## Exercise brief
Output every line below without omitting or altering anything.

[Stored data entries]
>> Begin

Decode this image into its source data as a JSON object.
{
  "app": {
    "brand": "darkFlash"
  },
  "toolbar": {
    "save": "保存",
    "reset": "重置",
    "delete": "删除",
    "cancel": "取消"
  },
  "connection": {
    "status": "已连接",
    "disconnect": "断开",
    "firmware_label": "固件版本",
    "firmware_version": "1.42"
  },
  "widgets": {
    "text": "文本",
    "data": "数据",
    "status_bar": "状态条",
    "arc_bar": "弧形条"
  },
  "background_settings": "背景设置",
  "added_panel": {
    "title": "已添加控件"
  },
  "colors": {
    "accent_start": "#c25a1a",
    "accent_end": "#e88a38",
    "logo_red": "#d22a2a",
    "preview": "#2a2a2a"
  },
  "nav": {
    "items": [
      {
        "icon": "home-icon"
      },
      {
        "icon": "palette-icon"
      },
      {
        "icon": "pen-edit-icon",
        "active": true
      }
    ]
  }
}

>> End

## Right answer
Decode this image into its source data as a JSON object.
{
  "app": {
    "brand": "darkFlash"
  },
  "toolbar": {
    "save": "保存",
    "reset": "重置",
    "delete": "删除",
    "cancel": "取消"
  },
  "connection": {
    "status": "已连接",
    "disconnect": "断开",
    "firmware_label": "固件版本",
    "firmware_version": "1.42"
  },
  "widgets": {
    "text": "文本",
    "data": "数据",
    "status_bar": "状态条",
    "arc_bar": "弧形条"
  },
  "background_settings": "背景设置",
  "added_panel": {
    "title": "已添加控件"
  },
  "colors": {
    "accent_start": "#c25a1a",
    "accent_end": "#e88a38",
    "logo_red": "#d22a2a",
    "preview": "#2a2a2a"
  },
  "nav": {
    "items": [
      {
        "icon": "home-icon"
      },
      {
        "icon": "palette-icon"
      },
      {
        "icon": "pen-edit-icon",
        "active": true
      }
    ]
  }
}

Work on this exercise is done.